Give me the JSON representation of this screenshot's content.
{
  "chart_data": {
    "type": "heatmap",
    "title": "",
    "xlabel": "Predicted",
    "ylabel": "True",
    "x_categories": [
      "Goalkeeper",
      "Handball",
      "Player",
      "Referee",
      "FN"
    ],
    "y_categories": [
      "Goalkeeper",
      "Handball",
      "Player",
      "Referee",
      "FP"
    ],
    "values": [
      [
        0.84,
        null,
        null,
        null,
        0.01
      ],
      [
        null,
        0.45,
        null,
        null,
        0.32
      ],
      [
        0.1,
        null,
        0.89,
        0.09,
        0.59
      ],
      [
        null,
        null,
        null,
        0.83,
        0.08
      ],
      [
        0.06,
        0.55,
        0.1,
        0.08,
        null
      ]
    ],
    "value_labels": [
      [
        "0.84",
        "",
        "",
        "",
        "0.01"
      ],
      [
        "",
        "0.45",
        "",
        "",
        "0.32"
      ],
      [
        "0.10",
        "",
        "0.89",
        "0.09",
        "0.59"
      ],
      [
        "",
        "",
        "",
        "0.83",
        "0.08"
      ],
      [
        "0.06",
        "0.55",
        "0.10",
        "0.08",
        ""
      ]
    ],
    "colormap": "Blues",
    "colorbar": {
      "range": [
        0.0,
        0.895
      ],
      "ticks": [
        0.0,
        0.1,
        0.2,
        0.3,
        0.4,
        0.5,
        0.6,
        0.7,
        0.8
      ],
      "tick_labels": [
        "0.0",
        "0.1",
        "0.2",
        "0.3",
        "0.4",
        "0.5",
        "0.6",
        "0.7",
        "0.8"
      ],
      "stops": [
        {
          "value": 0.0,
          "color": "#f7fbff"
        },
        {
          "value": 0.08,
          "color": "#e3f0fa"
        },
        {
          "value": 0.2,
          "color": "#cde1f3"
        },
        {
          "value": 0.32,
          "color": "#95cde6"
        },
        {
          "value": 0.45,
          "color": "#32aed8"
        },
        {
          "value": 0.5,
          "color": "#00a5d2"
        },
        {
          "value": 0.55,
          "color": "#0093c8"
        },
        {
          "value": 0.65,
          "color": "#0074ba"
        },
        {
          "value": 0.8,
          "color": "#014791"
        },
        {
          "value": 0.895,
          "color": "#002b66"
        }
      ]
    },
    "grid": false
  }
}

:::

Requirements:
Would you restate each of the entries word for word?

Exercise output:
Give me the JSON representation of this screenshot's content.
{
  "chart_data": {
    "type": "heatmap",
    "title": "",
    "xlabel": "Predicted",
    "ylabel": "True",
    "x_categories": [
      "Goalkeeper",
      "Handball",
      "Player",
      "Referee",
      "FN"
    ],
    "y_categories": [
      "Goalkeeper",
      "Handball",
      "Player",
      "Referee",
      "FP"
    ],
    "values": [
      [
        0.84,
        null,
        null,
        null,
        0.01
      ],
      [
        null,
        0.45,
        null,
        null,
        0.32
      ],
      [
        0.1,
        null,
        0.89,
        0.09,
        0.59
      ],
      [
        null,
        null,
        null,
        0.83,
        0.08
      ],
      [
        0.06,
        0.55,
        0.1,
        0.08,
        null
      ]
    ],
    "value_labels": [
      [
        "0.84",
        "",
        "",
        "",
        "0.01"
      ],
      [
        "",
        "0.45",
        "",
        "",
        "0.32"
      ],
      [
        "0.10",
        "",
        "0.89",
        "0.09",
        "0.59"
      ],
      [
        "",
        "",
        "",
        "0.83",
        "0.08"
      ],
      [
        "0.06",
        "0.55",
        "0.10",
        "0.08",
        ""
      ]
    ],
    "colormap": "Blues",
    "colorbar": {
      "range": [
        0.0,
        0.895
      ],
      "ticks": [
        0.0,
        0.1,
        0.2,
        0.3,
        0.4,
        0.5,
        0.6,
        0.7,
        0.8
      ],
      "tick_labels": [
        "0.0",
        "0.1",
        "0.2",
        "0.3",
        "0.4",
        "0.5",
        "0.6",
        "0.7",
        "0.8"
      ],
      "stops": [
        {
          "value": 0.0,
          "color": "#f7fbff"
        },
        {
          "value": 0.08,
          "color": "#e3f0fa"
        },
        {
          "value": 0.2,
          "color": "#cde1f3"
        },
        {
          "value": 0.32,
          "color": "#95cde6"
        },
        {
          "value": 0.45,
          "color": "#32aed8"
        },
        {
          "value": 0.5,
          "color": "#00a5d2"
        },
        {
          "value": 0.55,
          "color": "#0093c8"
        },
        {
          "value": 0.65,
          "color": "#0074ba"
        },
        {
          "value": 0.8,
          "color": "#014791"
        },
        {
          "value": 0.895,
          "color": "#002b66"
        }
      ]
    },
    "grid": false
  }
}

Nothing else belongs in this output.